_Direction_
Search the data for the string "DATO" and gather each line it is in.

Start Input for this task

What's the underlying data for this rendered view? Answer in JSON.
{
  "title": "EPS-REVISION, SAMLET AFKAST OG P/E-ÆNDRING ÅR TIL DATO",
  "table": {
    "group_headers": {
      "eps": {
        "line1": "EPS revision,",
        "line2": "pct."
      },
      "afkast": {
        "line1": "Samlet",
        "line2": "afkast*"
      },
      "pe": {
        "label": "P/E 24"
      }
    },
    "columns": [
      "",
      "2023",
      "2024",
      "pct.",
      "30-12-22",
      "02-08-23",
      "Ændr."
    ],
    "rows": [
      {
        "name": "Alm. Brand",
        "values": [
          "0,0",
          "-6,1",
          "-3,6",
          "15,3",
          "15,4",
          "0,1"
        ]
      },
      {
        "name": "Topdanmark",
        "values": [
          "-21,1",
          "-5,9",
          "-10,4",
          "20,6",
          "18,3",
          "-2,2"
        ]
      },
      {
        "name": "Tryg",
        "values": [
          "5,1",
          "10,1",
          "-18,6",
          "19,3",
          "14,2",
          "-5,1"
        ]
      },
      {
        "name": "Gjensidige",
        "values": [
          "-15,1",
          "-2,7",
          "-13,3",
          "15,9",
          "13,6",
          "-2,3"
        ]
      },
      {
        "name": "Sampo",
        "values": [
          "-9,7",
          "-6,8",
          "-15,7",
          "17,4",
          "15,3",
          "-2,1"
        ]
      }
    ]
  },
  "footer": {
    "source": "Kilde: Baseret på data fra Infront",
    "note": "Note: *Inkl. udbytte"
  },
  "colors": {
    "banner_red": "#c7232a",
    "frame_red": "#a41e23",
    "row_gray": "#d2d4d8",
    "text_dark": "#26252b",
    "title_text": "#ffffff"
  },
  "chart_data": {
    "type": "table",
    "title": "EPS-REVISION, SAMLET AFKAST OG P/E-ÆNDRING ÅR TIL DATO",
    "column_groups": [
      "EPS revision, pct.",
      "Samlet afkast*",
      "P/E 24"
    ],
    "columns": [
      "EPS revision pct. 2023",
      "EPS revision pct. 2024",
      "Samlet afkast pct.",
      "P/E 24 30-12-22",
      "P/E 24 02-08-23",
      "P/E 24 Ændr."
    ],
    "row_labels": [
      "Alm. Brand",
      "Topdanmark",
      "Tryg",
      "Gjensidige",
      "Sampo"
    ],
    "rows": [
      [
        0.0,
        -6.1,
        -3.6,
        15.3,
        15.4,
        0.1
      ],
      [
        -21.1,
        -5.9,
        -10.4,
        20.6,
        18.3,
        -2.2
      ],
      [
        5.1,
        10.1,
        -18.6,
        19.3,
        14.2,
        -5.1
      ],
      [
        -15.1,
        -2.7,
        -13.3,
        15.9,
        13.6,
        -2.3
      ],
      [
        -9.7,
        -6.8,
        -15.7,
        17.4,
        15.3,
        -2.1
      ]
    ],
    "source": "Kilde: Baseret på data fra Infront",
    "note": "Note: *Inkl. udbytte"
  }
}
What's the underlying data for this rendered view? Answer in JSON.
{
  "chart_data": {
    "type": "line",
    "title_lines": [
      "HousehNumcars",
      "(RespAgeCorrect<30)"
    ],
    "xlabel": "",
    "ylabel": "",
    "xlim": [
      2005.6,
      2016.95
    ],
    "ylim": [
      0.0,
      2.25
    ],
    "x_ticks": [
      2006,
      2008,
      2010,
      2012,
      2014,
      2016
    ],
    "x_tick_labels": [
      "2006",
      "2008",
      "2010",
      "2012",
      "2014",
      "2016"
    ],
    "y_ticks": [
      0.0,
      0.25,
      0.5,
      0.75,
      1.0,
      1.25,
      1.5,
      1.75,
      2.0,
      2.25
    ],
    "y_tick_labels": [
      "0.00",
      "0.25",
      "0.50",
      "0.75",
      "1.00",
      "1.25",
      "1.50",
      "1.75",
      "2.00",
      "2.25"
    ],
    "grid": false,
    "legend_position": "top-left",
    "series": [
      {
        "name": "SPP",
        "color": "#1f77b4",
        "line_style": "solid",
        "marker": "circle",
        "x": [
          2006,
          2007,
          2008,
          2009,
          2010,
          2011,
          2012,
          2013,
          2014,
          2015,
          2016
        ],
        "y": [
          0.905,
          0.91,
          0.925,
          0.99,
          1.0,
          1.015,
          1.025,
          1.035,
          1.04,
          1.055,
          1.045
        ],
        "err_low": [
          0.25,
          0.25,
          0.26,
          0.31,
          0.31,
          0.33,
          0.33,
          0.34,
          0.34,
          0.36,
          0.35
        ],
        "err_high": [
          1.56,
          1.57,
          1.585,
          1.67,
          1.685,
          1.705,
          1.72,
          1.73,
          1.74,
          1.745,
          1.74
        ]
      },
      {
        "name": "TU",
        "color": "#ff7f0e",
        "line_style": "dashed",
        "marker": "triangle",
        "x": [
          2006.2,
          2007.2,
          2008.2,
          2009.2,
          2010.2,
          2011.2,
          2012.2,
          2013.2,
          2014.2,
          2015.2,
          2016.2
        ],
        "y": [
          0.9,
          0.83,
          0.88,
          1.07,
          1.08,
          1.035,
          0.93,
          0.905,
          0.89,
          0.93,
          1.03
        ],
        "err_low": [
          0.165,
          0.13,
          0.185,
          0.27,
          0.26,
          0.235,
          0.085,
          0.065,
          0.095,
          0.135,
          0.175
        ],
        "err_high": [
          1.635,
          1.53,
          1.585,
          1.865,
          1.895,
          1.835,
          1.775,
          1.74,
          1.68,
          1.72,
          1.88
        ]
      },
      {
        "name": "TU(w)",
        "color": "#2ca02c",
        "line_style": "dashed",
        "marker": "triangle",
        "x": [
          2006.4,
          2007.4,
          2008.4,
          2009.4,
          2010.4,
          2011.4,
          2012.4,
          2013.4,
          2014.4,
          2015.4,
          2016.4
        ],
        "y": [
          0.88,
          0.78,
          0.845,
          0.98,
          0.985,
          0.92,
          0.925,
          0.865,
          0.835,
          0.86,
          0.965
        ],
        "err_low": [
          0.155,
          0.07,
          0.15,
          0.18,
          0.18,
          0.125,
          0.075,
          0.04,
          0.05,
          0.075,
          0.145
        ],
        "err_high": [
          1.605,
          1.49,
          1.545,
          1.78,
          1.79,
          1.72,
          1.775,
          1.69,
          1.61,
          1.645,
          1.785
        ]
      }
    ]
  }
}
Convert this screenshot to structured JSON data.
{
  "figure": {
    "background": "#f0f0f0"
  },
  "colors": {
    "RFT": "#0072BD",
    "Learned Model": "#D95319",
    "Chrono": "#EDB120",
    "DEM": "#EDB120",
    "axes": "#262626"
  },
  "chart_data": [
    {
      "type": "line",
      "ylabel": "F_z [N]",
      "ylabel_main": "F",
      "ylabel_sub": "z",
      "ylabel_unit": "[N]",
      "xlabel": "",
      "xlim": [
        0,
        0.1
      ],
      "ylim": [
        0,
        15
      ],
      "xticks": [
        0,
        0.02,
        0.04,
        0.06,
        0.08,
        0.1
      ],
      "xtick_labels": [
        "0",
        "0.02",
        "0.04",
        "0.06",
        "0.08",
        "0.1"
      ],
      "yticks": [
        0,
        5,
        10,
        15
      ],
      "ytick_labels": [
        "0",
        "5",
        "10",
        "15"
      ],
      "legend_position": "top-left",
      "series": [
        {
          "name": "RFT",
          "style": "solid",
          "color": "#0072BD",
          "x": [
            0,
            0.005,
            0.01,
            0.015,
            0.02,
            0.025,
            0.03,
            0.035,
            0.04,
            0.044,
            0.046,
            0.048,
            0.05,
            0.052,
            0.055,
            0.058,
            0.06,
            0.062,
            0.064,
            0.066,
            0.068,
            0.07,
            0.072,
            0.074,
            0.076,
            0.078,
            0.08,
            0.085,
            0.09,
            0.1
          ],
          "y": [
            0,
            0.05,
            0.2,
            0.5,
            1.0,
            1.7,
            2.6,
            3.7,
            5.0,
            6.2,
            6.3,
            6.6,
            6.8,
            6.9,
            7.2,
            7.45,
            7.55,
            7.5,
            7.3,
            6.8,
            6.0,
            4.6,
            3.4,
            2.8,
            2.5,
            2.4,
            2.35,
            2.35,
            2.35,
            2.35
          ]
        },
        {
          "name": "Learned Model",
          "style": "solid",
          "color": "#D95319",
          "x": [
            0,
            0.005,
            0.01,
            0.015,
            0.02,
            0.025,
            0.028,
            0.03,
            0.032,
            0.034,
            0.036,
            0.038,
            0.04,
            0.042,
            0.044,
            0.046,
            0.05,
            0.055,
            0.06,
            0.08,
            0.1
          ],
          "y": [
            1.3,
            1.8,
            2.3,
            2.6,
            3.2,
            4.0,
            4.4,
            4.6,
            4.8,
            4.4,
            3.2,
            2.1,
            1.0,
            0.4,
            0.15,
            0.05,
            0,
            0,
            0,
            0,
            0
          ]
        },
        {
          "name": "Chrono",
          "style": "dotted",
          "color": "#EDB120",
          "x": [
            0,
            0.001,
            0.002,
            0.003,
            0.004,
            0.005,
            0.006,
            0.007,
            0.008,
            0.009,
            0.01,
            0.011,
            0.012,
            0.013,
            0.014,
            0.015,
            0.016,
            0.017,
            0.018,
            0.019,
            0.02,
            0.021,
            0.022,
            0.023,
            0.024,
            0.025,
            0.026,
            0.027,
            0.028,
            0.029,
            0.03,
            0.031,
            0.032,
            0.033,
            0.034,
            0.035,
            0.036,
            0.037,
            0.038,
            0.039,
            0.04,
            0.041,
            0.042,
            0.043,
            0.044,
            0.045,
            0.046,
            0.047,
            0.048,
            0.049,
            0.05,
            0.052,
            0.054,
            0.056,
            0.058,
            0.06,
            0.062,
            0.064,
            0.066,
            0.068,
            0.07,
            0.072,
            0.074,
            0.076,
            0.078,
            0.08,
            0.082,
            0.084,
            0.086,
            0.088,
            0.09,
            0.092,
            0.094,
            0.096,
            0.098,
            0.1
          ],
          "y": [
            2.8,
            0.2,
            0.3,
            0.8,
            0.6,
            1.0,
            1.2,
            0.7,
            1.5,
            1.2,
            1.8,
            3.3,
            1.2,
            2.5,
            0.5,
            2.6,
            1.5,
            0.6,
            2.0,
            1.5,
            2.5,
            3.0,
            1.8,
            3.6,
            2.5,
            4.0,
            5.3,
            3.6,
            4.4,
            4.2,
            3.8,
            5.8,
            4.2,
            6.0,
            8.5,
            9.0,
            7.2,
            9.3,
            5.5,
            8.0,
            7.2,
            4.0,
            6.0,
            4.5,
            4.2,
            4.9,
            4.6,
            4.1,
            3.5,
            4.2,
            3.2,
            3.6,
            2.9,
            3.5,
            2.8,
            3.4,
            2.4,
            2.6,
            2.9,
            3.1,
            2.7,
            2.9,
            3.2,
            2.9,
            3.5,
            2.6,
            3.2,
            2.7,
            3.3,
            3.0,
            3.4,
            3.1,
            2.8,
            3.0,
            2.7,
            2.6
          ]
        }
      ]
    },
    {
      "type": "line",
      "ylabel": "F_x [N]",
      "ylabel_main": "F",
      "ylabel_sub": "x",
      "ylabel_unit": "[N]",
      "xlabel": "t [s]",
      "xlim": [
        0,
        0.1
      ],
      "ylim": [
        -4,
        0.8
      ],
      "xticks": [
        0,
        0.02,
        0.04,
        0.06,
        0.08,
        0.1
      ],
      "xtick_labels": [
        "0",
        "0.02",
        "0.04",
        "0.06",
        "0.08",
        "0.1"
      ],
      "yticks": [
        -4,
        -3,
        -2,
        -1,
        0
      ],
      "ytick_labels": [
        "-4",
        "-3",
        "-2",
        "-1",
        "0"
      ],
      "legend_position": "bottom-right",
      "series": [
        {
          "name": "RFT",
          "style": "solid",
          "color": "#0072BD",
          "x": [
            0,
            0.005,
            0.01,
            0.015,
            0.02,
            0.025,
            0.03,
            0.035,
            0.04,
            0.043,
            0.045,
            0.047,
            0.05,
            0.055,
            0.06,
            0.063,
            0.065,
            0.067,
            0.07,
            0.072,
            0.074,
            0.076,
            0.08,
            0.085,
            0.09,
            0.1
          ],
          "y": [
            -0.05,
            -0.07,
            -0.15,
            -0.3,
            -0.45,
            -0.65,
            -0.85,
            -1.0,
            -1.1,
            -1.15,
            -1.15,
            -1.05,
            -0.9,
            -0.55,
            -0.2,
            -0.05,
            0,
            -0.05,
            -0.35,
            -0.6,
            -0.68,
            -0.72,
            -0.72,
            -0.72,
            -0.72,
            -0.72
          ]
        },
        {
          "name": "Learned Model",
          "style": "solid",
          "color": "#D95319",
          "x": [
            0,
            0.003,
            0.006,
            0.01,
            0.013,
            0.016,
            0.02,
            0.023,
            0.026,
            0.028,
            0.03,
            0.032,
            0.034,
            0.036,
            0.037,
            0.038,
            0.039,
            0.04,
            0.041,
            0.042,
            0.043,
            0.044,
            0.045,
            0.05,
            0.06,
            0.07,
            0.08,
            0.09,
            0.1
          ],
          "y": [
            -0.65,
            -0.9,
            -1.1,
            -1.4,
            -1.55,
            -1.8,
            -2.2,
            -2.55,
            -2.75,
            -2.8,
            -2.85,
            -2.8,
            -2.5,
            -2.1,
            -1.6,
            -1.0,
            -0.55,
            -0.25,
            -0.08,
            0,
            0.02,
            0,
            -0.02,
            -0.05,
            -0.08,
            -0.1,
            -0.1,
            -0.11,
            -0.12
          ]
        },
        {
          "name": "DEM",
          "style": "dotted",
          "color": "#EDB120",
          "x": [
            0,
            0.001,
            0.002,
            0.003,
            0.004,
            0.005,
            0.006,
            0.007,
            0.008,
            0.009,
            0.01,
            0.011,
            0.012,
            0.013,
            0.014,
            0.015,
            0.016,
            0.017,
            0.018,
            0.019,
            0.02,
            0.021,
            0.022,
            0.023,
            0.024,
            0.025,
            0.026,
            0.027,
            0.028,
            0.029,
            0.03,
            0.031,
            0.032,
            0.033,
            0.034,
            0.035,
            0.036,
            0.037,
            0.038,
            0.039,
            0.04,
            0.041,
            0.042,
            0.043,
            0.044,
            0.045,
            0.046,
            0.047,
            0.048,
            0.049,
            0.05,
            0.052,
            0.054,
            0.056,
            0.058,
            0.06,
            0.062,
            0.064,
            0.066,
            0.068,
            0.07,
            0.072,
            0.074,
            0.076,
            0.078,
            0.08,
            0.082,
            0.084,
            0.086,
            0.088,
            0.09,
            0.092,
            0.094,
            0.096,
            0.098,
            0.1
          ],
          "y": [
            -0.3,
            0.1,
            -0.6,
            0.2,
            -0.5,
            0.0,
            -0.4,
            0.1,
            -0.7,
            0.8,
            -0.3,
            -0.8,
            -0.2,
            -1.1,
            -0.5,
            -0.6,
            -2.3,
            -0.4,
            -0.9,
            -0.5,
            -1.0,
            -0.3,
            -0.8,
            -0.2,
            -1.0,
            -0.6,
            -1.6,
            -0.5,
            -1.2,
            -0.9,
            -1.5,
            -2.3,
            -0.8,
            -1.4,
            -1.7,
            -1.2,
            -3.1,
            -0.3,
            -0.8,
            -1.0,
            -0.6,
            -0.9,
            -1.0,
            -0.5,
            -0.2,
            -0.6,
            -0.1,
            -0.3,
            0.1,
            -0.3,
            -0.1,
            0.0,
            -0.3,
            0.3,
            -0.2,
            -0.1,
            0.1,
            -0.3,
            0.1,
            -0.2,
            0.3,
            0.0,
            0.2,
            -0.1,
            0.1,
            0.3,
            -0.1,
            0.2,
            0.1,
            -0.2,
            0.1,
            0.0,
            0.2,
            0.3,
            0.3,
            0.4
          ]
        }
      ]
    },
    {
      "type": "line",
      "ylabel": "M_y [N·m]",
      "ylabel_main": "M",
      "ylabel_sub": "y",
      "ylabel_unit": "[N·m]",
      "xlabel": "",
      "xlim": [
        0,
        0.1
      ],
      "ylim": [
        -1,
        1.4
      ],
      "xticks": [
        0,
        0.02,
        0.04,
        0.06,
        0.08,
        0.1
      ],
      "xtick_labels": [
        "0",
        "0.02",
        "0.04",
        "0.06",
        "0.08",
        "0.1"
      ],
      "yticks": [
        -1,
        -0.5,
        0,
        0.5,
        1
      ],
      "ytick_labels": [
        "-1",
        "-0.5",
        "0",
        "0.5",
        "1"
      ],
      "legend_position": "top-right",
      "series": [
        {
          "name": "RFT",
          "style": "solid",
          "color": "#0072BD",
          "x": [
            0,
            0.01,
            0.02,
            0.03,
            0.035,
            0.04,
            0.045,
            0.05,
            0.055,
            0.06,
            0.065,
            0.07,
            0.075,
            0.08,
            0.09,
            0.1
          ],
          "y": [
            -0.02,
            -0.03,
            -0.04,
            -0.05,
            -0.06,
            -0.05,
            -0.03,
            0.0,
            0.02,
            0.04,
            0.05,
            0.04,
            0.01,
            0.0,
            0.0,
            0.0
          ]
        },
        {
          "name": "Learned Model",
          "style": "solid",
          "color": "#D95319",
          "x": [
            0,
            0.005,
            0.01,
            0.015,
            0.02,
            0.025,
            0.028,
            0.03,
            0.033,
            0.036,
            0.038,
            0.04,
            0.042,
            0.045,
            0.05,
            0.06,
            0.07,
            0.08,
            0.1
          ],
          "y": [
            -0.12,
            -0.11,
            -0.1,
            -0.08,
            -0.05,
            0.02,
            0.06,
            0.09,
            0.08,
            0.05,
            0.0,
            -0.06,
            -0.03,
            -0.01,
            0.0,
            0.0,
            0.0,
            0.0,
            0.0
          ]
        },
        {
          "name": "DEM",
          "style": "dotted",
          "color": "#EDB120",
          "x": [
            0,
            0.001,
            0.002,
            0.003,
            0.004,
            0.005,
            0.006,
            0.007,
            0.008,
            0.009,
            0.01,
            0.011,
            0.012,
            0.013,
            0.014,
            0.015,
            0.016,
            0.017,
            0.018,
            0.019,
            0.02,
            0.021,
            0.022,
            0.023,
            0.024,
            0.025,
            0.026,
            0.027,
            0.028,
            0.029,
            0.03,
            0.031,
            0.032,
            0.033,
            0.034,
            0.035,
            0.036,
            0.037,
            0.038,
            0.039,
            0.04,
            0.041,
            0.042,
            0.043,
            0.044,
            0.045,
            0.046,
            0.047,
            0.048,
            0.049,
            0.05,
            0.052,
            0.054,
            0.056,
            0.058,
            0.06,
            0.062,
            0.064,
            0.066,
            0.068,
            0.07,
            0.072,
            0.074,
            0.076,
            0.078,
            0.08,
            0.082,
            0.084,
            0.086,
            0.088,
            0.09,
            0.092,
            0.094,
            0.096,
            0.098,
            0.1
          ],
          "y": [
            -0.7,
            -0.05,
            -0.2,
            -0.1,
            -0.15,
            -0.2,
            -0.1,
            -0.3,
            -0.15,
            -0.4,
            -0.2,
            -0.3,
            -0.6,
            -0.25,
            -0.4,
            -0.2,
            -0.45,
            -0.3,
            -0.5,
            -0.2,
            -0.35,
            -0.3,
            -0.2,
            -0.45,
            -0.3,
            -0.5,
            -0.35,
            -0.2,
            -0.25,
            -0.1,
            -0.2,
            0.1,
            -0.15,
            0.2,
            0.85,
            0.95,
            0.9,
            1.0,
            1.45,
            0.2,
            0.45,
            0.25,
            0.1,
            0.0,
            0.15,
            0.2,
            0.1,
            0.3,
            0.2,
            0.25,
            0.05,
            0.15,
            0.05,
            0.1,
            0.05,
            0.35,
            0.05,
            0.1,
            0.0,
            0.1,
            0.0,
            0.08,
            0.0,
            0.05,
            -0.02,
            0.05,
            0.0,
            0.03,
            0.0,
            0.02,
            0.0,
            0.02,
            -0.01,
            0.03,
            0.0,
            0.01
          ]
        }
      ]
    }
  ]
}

End Input for this task

_Result of this exercise_
  "title": "EPS-REVISION, SAMLET AFKAST OG P/E-ÆNDRING ÅR TIL DATO",
    "title": "EPS-REVISION, SAMLET AFKAST OG P/E-ÆNDRING ÅR TIL DATO",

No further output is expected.